══ SUPPLIED DATA ══

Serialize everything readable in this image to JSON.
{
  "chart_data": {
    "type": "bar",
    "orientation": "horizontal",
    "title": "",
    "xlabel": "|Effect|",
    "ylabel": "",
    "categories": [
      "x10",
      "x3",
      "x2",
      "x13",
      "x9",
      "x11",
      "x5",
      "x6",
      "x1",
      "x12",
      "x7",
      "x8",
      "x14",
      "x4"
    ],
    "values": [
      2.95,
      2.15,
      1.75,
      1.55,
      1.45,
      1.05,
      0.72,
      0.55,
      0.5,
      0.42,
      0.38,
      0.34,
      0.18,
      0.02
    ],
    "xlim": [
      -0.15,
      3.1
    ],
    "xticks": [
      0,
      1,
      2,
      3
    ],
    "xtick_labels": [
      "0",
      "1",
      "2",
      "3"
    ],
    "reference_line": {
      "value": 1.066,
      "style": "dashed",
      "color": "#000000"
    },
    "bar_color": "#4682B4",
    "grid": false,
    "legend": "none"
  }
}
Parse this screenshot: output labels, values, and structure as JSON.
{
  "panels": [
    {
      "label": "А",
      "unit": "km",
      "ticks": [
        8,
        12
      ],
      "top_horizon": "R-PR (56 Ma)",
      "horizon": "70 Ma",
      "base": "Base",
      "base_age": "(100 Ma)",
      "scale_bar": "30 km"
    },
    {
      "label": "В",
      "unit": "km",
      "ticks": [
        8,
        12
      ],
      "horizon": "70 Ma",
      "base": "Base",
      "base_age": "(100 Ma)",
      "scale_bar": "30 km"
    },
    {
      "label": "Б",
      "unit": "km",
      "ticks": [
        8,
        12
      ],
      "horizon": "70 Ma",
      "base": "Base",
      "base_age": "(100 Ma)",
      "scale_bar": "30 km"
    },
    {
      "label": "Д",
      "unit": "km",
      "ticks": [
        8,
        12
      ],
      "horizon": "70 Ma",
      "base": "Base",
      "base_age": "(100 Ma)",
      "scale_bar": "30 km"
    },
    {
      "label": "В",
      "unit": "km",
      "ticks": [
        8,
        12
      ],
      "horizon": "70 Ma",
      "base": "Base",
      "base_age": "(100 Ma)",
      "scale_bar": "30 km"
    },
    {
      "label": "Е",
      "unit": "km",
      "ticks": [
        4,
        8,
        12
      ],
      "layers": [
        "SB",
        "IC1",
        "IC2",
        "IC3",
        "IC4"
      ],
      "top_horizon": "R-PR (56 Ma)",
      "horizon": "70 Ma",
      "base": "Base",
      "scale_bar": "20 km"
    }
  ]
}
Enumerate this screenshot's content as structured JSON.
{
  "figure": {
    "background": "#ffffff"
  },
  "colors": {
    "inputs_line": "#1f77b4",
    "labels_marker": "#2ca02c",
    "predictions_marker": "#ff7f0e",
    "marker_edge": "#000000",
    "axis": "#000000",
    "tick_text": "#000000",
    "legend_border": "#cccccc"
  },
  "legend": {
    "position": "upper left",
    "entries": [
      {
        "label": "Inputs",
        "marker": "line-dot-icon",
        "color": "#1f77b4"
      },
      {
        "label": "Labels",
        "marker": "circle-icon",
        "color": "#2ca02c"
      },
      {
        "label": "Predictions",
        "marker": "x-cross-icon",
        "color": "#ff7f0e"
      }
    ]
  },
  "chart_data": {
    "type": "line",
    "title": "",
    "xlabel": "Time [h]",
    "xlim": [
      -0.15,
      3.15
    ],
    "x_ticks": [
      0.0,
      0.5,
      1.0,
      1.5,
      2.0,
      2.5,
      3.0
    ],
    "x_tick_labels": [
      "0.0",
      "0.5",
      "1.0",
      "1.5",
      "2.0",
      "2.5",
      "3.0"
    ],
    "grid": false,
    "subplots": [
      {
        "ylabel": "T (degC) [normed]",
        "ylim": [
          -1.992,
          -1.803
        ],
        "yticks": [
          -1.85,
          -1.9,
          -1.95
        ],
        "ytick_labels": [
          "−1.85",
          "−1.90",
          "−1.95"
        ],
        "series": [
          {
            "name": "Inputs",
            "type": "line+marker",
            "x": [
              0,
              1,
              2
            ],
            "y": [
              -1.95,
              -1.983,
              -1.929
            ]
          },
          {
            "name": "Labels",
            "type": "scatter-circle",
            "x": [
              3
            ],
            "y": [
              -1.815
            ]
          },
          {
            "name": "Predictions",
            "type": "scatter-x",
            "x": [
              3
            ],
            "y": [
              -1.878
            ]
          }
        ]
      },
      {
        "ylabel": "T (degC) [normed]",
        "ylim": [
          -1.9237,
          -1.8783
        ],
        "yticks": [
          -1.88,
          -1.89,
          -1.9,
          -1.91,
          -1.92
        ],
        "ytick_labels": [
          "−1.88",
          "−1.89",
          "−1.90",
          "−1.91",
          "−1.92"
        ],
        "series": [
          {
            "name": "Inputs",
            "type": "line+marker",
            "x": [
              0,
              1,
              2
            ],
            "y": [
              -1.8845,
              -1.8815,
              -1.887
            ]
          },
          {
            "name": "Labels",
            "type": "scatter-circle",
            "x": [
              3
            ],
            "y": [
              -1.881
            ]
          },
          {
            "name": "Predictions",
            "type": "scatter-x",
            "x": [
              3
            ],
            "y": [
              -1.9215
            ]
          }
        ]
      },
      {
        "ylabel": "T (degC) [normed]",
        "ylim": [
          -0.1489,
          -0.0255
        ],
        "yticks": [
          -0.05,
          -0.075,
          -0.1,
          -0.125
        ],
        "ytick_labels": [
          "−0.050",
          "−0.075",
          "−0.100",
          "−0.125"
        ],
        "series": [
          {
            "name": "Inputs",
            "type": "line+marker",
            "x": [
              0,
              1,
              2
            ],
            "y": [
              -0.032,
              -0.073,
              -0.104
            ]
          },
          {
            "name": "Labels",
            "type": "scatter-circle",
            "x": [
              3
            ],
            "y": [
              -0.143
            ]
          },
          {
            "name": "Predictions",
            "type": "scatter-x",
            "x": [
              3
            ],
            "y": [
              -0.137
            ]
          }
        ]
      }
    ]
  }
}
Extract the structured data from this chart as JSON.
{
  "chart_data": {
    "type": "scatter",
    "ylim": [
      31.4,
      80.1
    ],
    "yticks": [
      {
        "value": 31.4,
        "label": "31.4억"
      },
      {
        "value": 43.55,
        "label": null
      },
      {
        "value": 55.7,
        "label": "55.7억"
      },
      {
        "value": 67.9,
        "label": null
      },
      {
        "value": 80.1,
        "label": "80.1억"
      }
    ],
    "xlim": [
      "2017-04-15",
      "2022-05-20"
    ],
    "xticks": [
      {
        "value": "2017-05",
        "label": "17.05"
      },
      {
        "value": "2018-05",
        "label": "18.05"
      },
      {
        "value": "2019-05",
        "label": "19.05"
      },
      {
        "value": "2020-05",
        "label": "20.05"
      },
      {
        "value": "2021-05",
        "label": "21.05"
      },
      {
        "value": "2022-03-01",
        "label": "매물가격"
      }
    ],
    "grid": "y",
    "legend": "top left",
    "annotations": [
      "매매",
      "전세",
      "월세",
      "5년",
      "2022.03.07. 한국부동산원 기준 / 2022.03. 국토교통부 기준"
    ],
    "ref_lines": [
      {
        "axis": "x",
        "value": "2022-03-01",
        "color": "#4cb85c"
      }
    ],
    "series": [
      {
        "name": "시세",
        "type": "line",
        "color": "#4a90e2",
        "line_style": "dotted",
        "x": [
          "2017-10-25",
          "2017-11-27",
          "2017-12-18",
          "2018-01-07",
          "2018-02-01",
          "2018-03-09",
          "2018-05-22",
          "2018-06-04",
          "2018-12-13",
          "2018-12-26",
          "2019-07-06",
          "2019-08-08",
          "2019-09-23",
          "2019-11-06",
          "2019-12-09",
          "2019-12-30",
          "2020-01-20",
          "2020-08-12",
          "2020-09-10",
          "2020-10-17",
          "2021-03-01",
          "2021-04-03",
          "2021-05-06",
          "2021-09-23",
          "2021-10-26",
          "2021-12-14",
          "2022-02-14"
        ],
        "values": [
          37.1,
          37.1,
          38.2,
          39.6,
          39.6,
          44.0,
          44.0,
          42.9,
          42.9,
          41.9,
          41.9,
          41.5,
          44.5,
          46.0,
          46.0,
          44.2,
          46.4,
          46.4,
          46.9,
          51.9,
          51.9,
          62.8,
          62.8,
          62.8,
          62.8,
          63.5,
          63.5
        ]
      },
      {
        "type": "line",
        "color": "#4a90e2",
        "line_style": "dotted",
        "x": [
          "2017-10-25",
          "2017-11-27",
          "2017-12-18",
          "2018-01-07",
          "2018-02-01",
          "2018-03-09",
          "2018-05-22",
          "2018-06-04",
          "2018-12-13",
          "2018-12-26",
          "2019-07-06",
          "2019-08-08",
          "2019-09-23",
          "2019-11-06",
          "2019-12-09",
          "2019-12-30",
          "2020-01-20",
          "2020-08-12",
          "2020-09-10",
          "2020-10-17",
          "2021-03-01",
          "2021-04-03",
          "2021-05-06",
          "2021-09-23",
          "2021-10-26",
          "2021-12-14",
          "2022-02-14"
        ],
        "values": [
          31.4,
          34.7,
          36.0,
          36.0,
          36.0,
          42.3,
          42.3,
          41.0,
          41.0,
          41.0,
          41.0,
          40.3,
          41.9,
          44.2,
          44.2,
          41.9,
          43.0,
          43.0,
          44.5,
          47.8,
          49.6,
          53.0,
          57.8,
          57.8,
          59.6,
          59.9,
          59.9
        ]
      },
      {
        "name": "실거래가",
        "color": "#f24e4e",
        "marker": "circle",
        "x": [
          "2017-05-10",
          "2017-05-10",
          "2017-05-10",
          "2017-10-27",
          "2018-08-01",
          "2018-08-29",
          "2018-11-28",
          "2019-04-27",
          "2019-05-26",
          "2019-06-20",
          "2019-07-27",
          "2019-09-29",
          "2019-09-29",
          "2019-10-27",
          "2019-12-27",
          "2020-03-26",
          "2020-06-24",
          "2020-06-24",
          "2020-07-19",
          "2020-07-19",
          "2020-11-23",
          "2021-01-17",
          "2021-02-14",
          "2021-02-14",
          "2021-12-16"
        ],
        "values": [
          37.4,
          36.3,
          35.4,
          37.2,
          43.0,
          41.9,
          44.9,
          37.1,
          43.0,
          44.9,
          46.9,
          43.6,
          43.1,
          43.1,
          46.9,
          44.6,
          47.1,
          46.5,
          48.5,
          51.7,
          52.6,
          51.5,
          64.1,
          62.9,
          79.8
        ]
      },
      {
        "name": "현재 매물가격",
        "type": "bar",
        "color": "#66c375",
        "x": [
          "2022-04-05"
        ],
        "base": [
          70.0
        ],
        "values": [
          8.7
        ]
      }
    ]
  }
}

═══

Copy out every line holding the string "left".

• [OUTPUT]:
    "position": "upper left",
    "legend": "top left",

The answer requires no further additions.